- [Dataset items]:

--- --- ---

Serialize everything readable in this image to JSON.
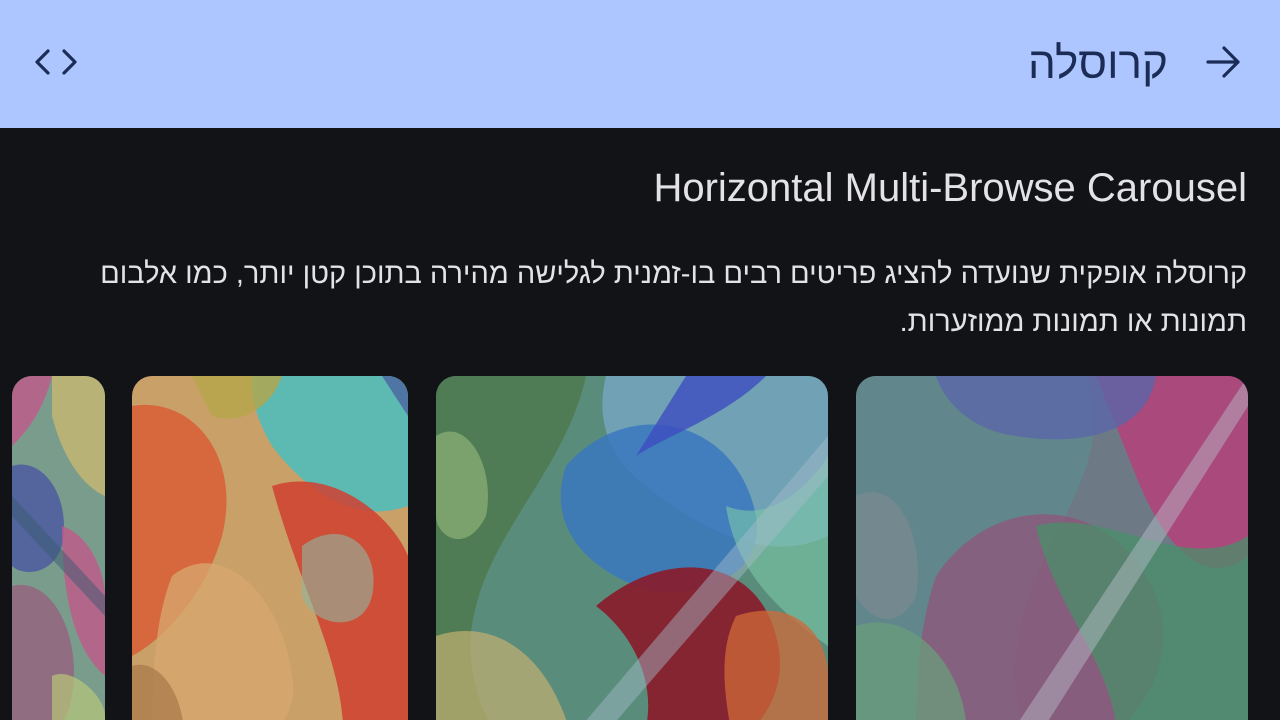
{
  "top_app_bar": {
    "title": "קרוסלה",
    "back_icon": "arrow-forward-icon",
    "code_icon": "code-icon",
    "background_color": "#aec6ff",
    "title_color": "#1b2c56"
  },
  "section": {
    "heading": "Horizontal Multi-Browse Carousel",
    "description": "קרוסלה אופקית שנועדה להציג פריטים רבים בו-זמנית לגלישה מהירה בתוכן קטן יותר, כמו אלבום תמונות או תמונות ממוזערות."
  },
  "carousel": {
    "items": [
      {
        "index": 1,
        "palette": [
          "#6d7a86",
          "#b4417a",
          "#4a8f6a",
          "#5a66a8"
        ]
      },
      {
        "index": 2,
        "palette": [
          "#5a8c7c",
          "#3a78c0",
          "#8a1a2a",
          "#c2b070"
        ]
      },
      {
        "index": 3,
        "palette": [
          "#d8623a",
          "#c8a068",
          "#4abec0",
          "#d04030"
        ]
      },
      {
        "index": 4,
        "palette": [
          "#7a9c8c",
          "#c05a8a",
          "#4a58a0",
          "#c8b870"
        ]
      }
    ]
  },
  "colors": {
    "page_background": "#111316",
    "text_on_dark": "#e3e2e6"
  }
}
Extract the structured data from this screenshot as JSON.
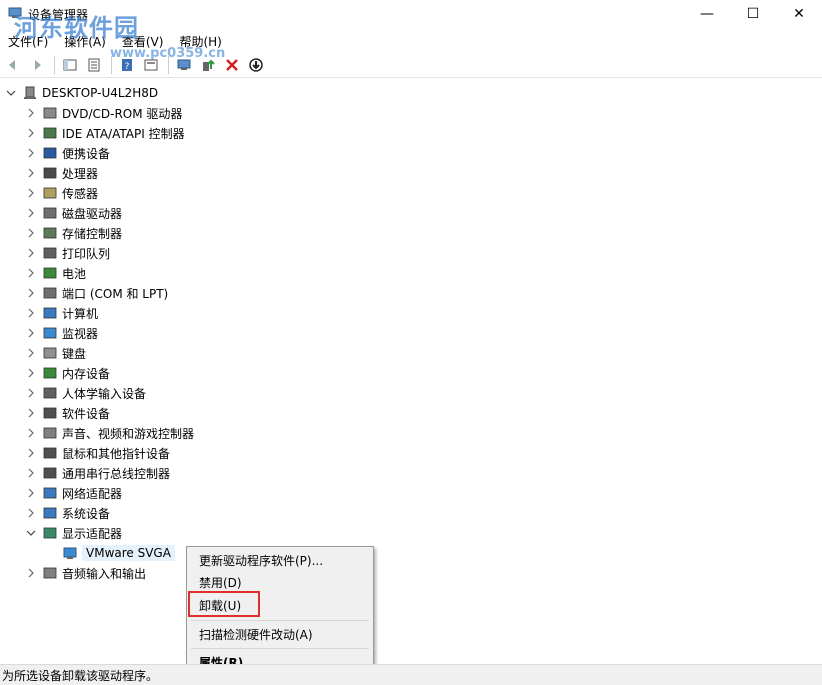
{
  "window": {
    "title": "设备管理器",
    "minimize_glyph": "—",
    "maximize_glyph": "☐",
    "close_glyph": "✕"
  },
  "watermark": {
    "text": "河东软件园",
    "url": "www.pc0359.cn"
  },
  "menu": [
    {
      "label": "文件(F)"
    },
    {
      "label": "操作(A)"
    },
    {
      "label": "查看(V)"
    },
    {
      "label": "帮助(H)"
    }
  ],
  "toolbar": {
    "icons": [
      "back-arrow-icon",
      "forward-arrow-icon",
      "show-hide-tree-icon",
      "properties-icon",
      "help-icon",
      "view-icon",
      "scan-monitor-icon",
      "update-driver-icon",
      "uninstall-x-icon",
      "download-icon"
    ]
  },
  "tree": {
    "root": "DESKTOP-U4L2H8D",
    "categories": [
      {
        "label": "DVD/CD-ROM 驱动器"
      },
      {
        "label": "IDE ATA/ATAPI 控制器"
      },
      {
        "label": "便携设备"
      },
      {
        "label": "处理器"
      },
      {
        "label": "传感器"
      },
      {
        "label": "磁盘驱动器"
      },
      {
        "label": "存储控制器"
      },
      {
        "label": "打印队列"
      },
      {
        "label": "电池"
      },
      {
        "label": "端口 (COM 和 LPT)"
      },
      {
        "label": "计算机"
      },
      {
        "label": "监视器"
      },
      {
        "label": "键盘"
      },
      {
        "label": "内存设备"
      },
      {
        "label": "人体学输入设备"
      },
      {
        "label": "软件设备"
      },
      {
        "label": "声音、视频和游戏控制器"
      },
      {
        "label": "鼠标和其他指针设备"
      },
      {
        "label": "通用串行总线控制器"
      },
      {
        "label": "网络适配器"
      },
      {
        "label": "系统设备"
      },
      {
        "label": "显示适配器"
      },
      {
        "label": "音频输入和输出"
      }
    ],
    "display_child": "VMware SVGA"
  },
  "context_menu": {
    "update_driver": "更新驱动程序软件(P)...",
    "disable": "禁用(D)",
    "uninstall": "卸载(U)",
    "scan": "扫描检测硬件改动(A)",
    "properties": "属性(R)"
  },
  "status": {
    "text": "为所选设备卸载该驱动程序。"
  },
  "colors": {
    "highlight_box": "#e0302d",
    "selection": "#e5f1fb",
    "watermark": "#3c82d2"
  }
}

--- --- ---

- [What you should do]:
In your copy, repeat each record exactly and include no pictures.

- [Solution]:
Serialize everything readable in this image to JSON.
{
  "top_app_bar": {
    "title": "קרוסלה",
    "back_icon": "arrow-forward-icon",
    "code_icon": "code-icon",
    "background_color": "#aec6ff",
    "title_color": "#1b2c56"
  },
  "section": {
    "heading": "Horizontal Multi-Browse Carousel",
    "description": "קרוסלה אופקית שנועדה להציג פריטים רבים בו-זמנית לגלישה מהירה בתוכן קטן יותר, כמו אלבום תמונות או תמונות ממוזערות."
  },
  "carousel": {
    "items": [
      {
        "index": 1,
        "palette": [
          "#6d7a86",
          "#b4417a",
          "#4a8f6a",
          "#5a66a8"
        ]
      },
      {
        "index": 2,
        "palette": [
          "#5a8c7c",
          "#3a78c0",
          "#8a1a2a",
          "#c2b070"
        ]
      },
      {
        "index": 3,
        "palette": [
          "#d8623a",
          "#c8a068",
          "#4abec0",
          "#d04030"
        ]
      },
      {
        "index": 4,
        "palette": [
          "#7a9c8c",
          "#c05a8a",
          "#4a58a0",
          "#c8b870"
        ]
      }
    ]
  },
  "colors": {
    "page_background": "#111316",
    "text_on_dark": "#e3e2e6"
  }
}
Extract the structured data from this screenshot as JSON.
{
  "window": {
    "title": "设备管理器",
    "minimize_glyph": "—",
    "maximize_glyph": "☐",
    "close_glyph": "✕"
  },
  "watermark": {
    "text": "河东软件园",
    "url": "www.pc0359.cn"
  },
  "menu": [
    {
      "label": "文件(F)"
    },
    {
      "label": "操作(A)"
    },
    {
      "label": "查看(V)"
    },
    {
      "label": "帮助(H)"
    }
  ],
  "toolbar": {
    "icons": [
      "back-arrow-icon",
      "forward-arrow-icon",
      "show-hide-tree-icon",
      "properties-icon",
      "help-icon",
      "view-icon",
      "scan-monitor-icon",
      "update-driver-icon",
      "uninstall-x-icon",
      "download-icon"
    ]
  },
  "tree": {
    "root": "DESKTOP-U4L2H8D",
    "categories": [
      {
        "label": "DVD/CD-ROM 驱动器"
      },
      {
        "label": "IDE ATA/ATAPI 控制器"
      },
      {
        "label": "便携设备"
      },
      {
        "label": "处理器"
      },
      {
        "label": "传感器"
      },
      {
        "label": "磁盘驱动器"
      },
      {
        "label": "存储控制器"
      },
      {
        "label": "打印队列"
      },
      {
        "label": "电池"
      },
      {
        "label": "端口 (COM 和 LPT)"
      },
      {
        "label": "计算机"
      },
      {
        "label": "监视器"
      },
      {
        "label": "键盘"
      },
      {
        "label": "内存设备"
      },
      {
        "label": "人体学输入设备"
      },
      {
        "label": "软件设备"
      },
      {
        "label": "声音、视频和游戏控制器"
      },
      {
        "label": "鼠标和其他指针设备"
      },
      {
        "label": "通用串行总线控制器"
      },
      {
        "label": "网络适配器"
      },
      {
        "label": "系统设备"
      },
      {
        "label": "显示适配器"
      },
      {
        "label": "音频输入和输出"
      }
    ],
    "display_child": "VMware SVGA"
  },
  "context_menu": {
    "update_driver": "更新驱动程序软件(P)...",
    "disable": "禁用(D)",
    "uninstall": "卸载(U)",
    "scan": "扫描检测硬件改动(A)",
    "properties": "属性(R)"
  },
  "status": {
    "text": "为所选设备卸载该驱动程序。"
  },
  "colors": {
    "highlight_box": "#e0302d",
    "selection": "#e5f1fb",
    "watermark": "#3c82d2"
  }
}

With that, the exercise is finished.